» **Task details**: Write out the material again exactly, please, and omit the pictures.

------ Data supplied

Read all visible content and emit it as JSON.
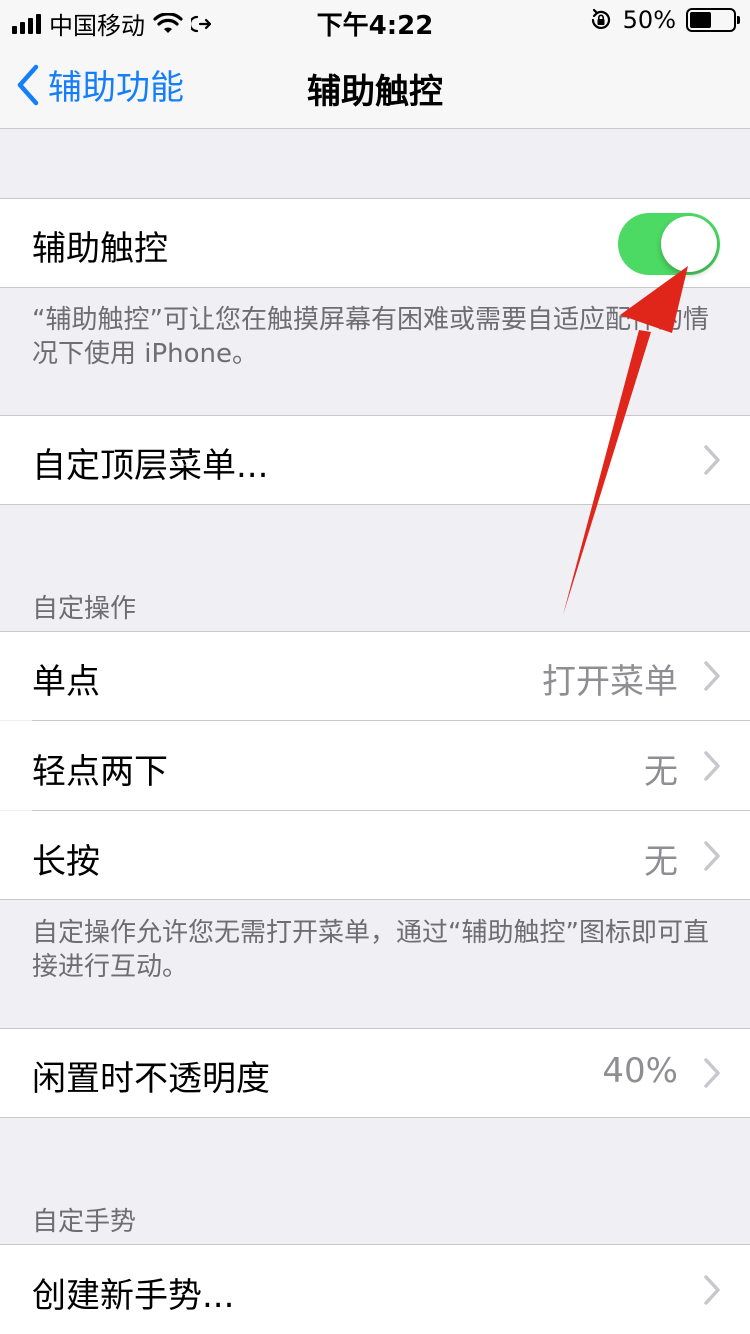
{
  "status_bar": {
    "carrier": "中国移动",
    "time": "下午4:22",
    "battery_percent": "50%",
    "battery_level": 0.5
  },
  "nav": {
    "back_label": "辅助功能",
    "title": "辅助触控"
  },
  "toggle_row": {
    "label": "辅助触控",
    "on": true,
    "on_color": "#4cd964",
    "footer": "“辅助触控”可让您在触摸屏幕有困难或需要自适应配件的情况下使用 iPhone。"
  },
  "top_menu": {
    "label": "自定顶层菜单..."
  },
  "custom_actions": {
    "header": "自定操作",
    "rows": [
      {
        "label": "单点",
        "value": "打开菜单"
      },
      {
        "label": "轻点两下",
        "value": "无"
      },
      {
        "label": "长按",
        "value": "无"
      }
    ],
    "footer": "自定操作允许您无需打开菜单，通过“辅助触控”图标即可直接进行互动。"
  },
  "idle_opacity": {
    "label": "闲置时不透明度",
    "value": "40%"
  },
  "custom_gestures": {
    "header": "自定手势",
    "create_label": "创建新手势..."
  },
  "colors": {
    "accent": "#147efb",
    "annotation_arrow": "#e0251b"
  }
}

------------

» **Output for this task**:
Read all visible content and emit it as JSON.
{
  "status_bar": {
    "carrier": "中国移动",
    "time": "下午4:22",
    "battery_percent": "50%",
    "battery_level": 0.5
  },
  "nav": {
    "back_label": "辅助功能",
    "title": "辅助触控"
  },
  "toggle_row": {
    "label": "辅助触控",
    "on": true,
    "on_color": "#4cd964",
    "footer": "“辅助触控”可让您在触摸屏幕有困难或需要自适应配件的情况下使用 iPhone。"
  },
  "top_menu": {
    "label": "自定顶层菜单..."
  },
  "custom_actions": {
    "header": "自定操作",
    "rows": [
      {
        "label": "单点",
        "value": "打开菜单"
      },
      {
        "label": "轻点两下",
        "value": "无"
      },
      {
        "label": "长按",
        "value": "无"
      }
    ],
    "footer": "自定操作允许您无需打开菜单，通过“辅助触控”图标即可直接进行互动。"
  },
  "idle_opacity": {
    "label": "闲置时不透明度",
    "value": "40%"
  },
  "custom_gestures": {
    "header": "自定手势",
    "create_label": "创建新手势..."
  },
  "colors": {
    "accent": "#147efb",
    "annotation_arrow": "#e0251b"
  }
}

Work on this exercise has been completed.